▸ To do: Return the data exactly, with all pictures removed.

━━━━━━

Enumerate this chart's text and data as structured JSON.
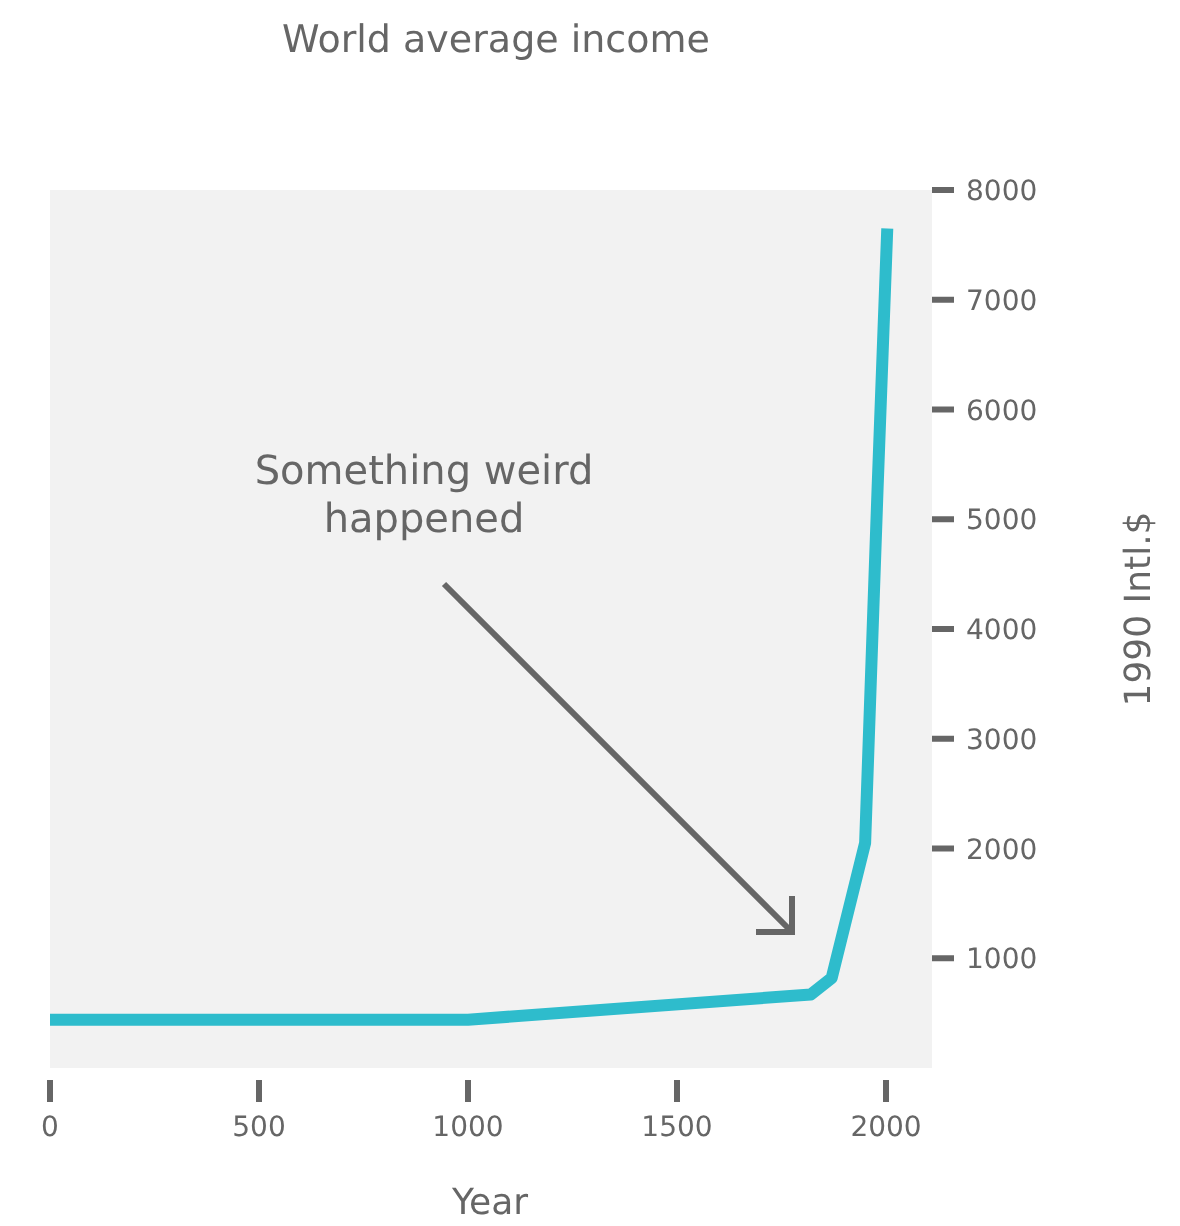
{
  "chart_data": {
    "type": "line",
    "title": "World average income",
    "xlabel": "Year",
    "ylabel": "1990 Intl.$",
    "x": [
      0,
      1000,
      1820,
      1870,
      1950,
      1980,
      2003
    ],
    "series": [
      {
        "color": "#2ebccc",
        "values": [
          440,
          440,
          670,
          820,
          2050,
          5300,
          7650
        ]
      }
    ],
    "xlim": [
      0,
      2110
    ],
    "xticks": [
      0,
      500,
      1000,
      1500,
      2000
    ],
    "ylim": [
      0,
      8000
    ],
    "yticks": [
      1000,
      2000,
      3000,
      4000,
      5000,
      6000,
      7000,
      8000
    ],
    "annotations": [
      "Something weird happened"
    ],
    "grid": false,
    "marker": "none",
    "line_style": "solid"
  }
}
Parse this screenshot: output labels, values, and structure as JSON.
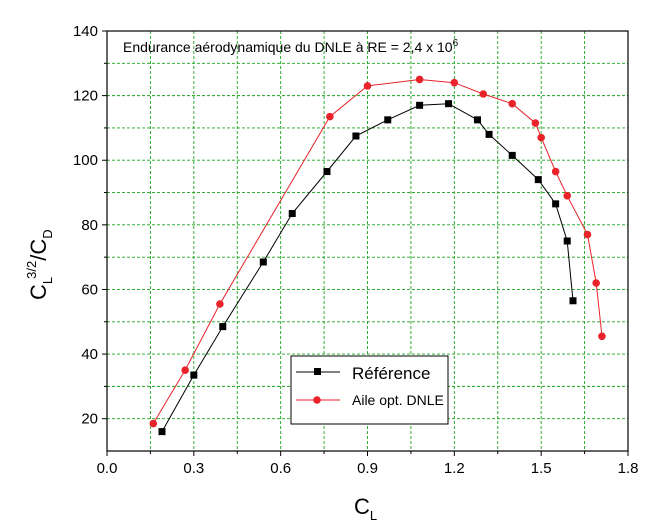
{
  "chart_data": {
    "type": "line",
    "annotation": {
      "text": "Endurance aérodynamique du DNLE à RE = 2,4 x 10",
      "superscript": "6"
    },
    "xlabel": {
      "main": "C",
      "sub": "L"
    },
    "ylabel": {
      "main1": "C",
      "sub1": "L",
      "sup1": "3/2",
      "main2": "/C",
      "sub2": "D"
    },
    "xlim": [
      0.0,
      1.8
    ],
    "ylim": [
      10,
      140
    ],
    "xticks": [
      0.0,
      0.3,
      0.6,
      0.9,
      1.2,
      1.5,
      1.8
    ],
    "xtick_labels": [
      "0.0",
      "0.3",
      "0.6",
      "0.9",
      "1.2",
      "1.5",
      "1.8"
    ],
    "yticks": [
      20,
      40,
      60,
      80,
      100,
      120,
      140
    ],
    "ytick_labels": [
      "20",
      "40",
      "60",
      "80",
      "100",
      "120",
      "140"
    ],
    "grid": true,
    "legend_position": "bottom-center",
    "series": [
      {
        "name": "Référence",
        "color": "#000000",
        "marker": "square",
        "x": [
          0.19,
          0.3,
          0.4,
          0.54,
          0.64,
          0.76,
          0.86,
          0.97,
          1.08,
          1.18,
          1.28,
          1.32,
          1.4,
          1.49,
          1.55,
          1.59,
          1.61
        ],
        "y": [
          16,
          33.5,
          48.5,
          68.5,
          83.5,
          96.5,
          107.5,
          112.5,
          117,
          117.5,
          112.5,
          108,
          101.5,
          94,
          86.5,
          75,
          56.5
        ]
      },
      {
        "name": "Aile opt. DNLE",
        "color": "#e8232a",
        "marker": "circle",
        "x": [
          0.16,
          0.27,
          0.39,
          0.77,
          0.9,
          1.08,
          1.2,
          1.3,
          1.4,
          1.48,
          1.5,
          1.55,
          1.59,
          1.66,
          1.69,
          1.71
        ],
        "y": [
          18.5,
          35,
          55.5,
          113.5,
          123,
          125,
          124,
          120.5,
          117.5,
          111.5,
          107,
          96.5,
          89,
          77,
          62,
          45.5
        ]
      }
    ]
  }
}
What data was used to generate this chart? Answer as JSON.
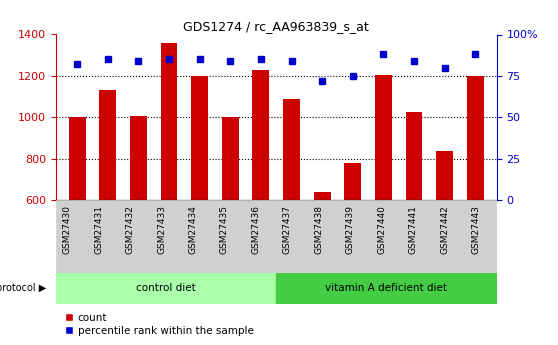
{
  "title": "GDS1274 / rc_AA963839_s_at",
  "samples": [
    "GSM27430",
    "GSM27431",
    "GSM27432",
    "GSM27433",
    "GSM27434",
    "GSM27435",
    "GSM27436",
    "GSM27437",
    "GSM27438",
    "GSM27439",
    "GSM27440",
    "GSM27441",
    "GSM27442",
    "GSM27443"
  ],
  "counts": [
    1000,
    1130,
    1005,
    1360,
    1200,
    1000,
    1230,
    1090,
    640,
    780,
    1205,
    1025,
    835,
    1200
  ],
  "percentile_ranks": [
    82,
    85,
    84,
    85,
    85,
    84,
    85,
    84,
    72,
    75,
    88,
    84,
    80,
    88
  ],
  "ylim_left": [
    600,
    1400
  ],
  "ylim_right": [
    0,
    100
  ],
  "yticks_left": [
    600,
    800,
    1000,
    1200,
    1400
  ],
  "yticks_right": [
    0,
    25,
    50,
    75,
    100
  ],
  "ytick_labels_right": [
    "0",
    "25",
    "50",
    "75",
    "100%"
  ],
  "bar_color": "#cc0000",
  "dot_color": "#0000cc",
  "grid_color": "#000000",
  "bg_color": "#ffffff",
  "n_control": 7,
  "control_diet_label": "control diet",
  "vitamin_diet_label": "vitamin A deficient diet",
  "protocol_label": "protocol",
  "legend_count_label": "count",
  "legend_percentile_label": "percentile rank within the sample",
  "control_band_color": "#aaffaa",
  "vitamin_band_color": "#44cc44",
  "tick_label_color_left": "#cc0000",
  "tick_label_color_right": "#0000cc",
  "sample_bg_color": "#d0d0d0",
  "title_color": "#000000"
}
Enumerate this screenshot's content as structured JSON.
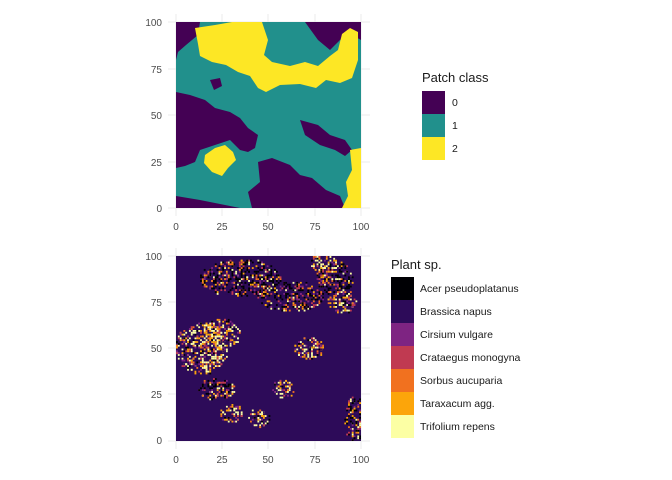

━━━━━━

▸ Finished answer:
Enumerate this chart's text and data as structured JSON.
{
  "chart_data": {
    "type": "line",
    "title": "World average income",
    "xlabel": "Year",
    "ylabel": "1990 Intl.$",
    "x": [
      0,
      1000,
      1820,
      1870,
      1950,
      1980,
      2003
    ],
    "series": [
      {
        "color": "#2ebccc",
        "values": [
          440,
          440,
          670,
          820,
          2050,
          5300,
          7650
        ]
      }
    ],
    "xlim": [
      0,
      2110
    ],
    "xticks": [
      0,
      500,
      1000,
      1500,
      2000
    ],
    "ylim": [
      0,
      8000
    ],
    "yticks": [
      1000,
      2000,
      3000,
      4000,
      5000,
      6000,
      7000,
      8000
    ],
    "annotations": [
      "Something weird happened"
    ],
    "grid": false,
    "marker": "none",
    "line_style": "solid"
  }
}
Parse this screenshot: output labels, values, and structure as JSON.
{
  "chart_data": {
    "type": "line",
    "annotation": {
      "text": "Endurance aérodynamique du DNLE à RE = 2,4 x 10",
      "superscript": "6"
    },
    "xlabel": {
      "main": "C",
      "sub": "L"
    },
    "ylabel": {
      "main1": "C",
      "sub1": "L",
      "sup1": "3/2",
      "main2": "/C",
      "sub2": "D"
    },
    "xlim": [
      0.0,
      1.8
    ],
    "ylim": [
      10,
      140
    ],
    "xticks": [
      0.0,
      0.3,
      0.6,
      0.9,
      1.2,
      1.5,
      1.8
    ],
    "xtick_labels": [
      "0.0",
      "0.3",
      "0.6",
      "0.9",
      "1.2",
      "1.5",
      "1.8"
    ],
    "yticks": [
      20,
      40,
      60,
      80,
      100,
      120,
      140
    ],
    "ytick_labels": [
      "20",
      "40",
      "60",
      "80",
      "100",
      "120",
      "140"
    ],
    "grid": true,
    "legend_position": "bottom-center",
    "series": [
      {
        "name": "Référence",
        "color": "#000000",
        "marker": "square",
        "x": [
          0.19,
          0.3,
          0.4,
          0.54,
          0.64,
          0.76,
          0.86,
          0.97,
          1.08,
          1.18,
          1.28,
          1.32,
          1.4,
          1.49,
          1.55,
          1.59,
          1.61
        ],
        "y": [
          16,
          33.5,
          48.5,
          68.5,
          83.5,
          96.5,
          107.5,
          112.5,
          117,
          117.5,
          112.5,
          108,
          101.5,
          94,
          86.5,
          75,
          56.5
        ]
      },
      {
        "name": "Aile opt. DNLE",
        "color": "#e8232a",
        "marker": "circle",
        "x": [
          0.16,
          0.27,
          0.39,
          0.77,
          0.9,
          1.08,
          1.2,
          1.3,
          1.4,
          1.48,
          1.5,
          1.55,
          1.59,
          1.66,
          1.69,
          1.71
        ],
        "y": [
          18.5,
          35,
          55.5,
          113.5,
          123,
          125,
          124,
          120.5,
          117.5,
          111.5,
          107,
          96.5,
          89,
          77,
          62,
          45.5
        ]
      }
    ]
  }
}
What data was used to generate this chart? Answer as JSON.
{
  "title": "GDS1274 / rc_AA963839_s_at",
  "samples": [
    "GSM27430",
    "GSM27431",
    "GSM27432",
    "GSM27433",
    "GSM27434",
    "GSM27435",
    "GSM27436",
    "GSM27437",
    "GSM27438",
    "GSM27439",
    "GSM27440",
    "GSM27441",
    "GSM27442",
    "GSM27443"
  ],
  "counts": [
    1000,
    1130,
    1005,
    1360,
    1200,
    1000,
    1230,
    1090,
    640,
    780,
    1205,
    1025,
    835,
    1200
  ],
  "percentile_ranks": [
    82,
    85,
    84,
    85,
    85,
    84,
    85,
    84,
    72,
    75,
    88,
    84,
    80,
    88
  ],
  "ylim_left": [
    600,
    1400
  ],
  "ylim_right": [
    0,
    100
  ],
  "yticks_left": [
    600,
    800,
    1000,
    1200,
    1400
  ],
  "yticks_right": [
    0,
    25,
    50,
    75,
    100
  ],
  "ytick_labels_right": [
    "0",
    "25",
    "50",
    "75",
    "100%"
  ],
  "bar_color": "#cc0000",
  "dot_color": "#0000cc",
  "grid_color": "#000000",
  "bg_color": "#ffffff",
  "n_control": 7,
  "control_diet_label": "control diet",
  "vitamin_diet_label": "vitamin A deficient diet",
  "protocol_label": "protocol",
  "legend_count_label": "count",
  "legend_percentile_label": "percentile rank within the sample",
  "control_band_color": "#aaffaa",
  "vitamin_band_color": "#44cc44",
  "tick_label_color_left": "#cc0000",
  "tick_label_color_right": "#0000cc",
  "sample_bg_color": "#d0d0d0",
  "title_color": "#000000"
}
Enumerate this screenshot's content as structured JSON.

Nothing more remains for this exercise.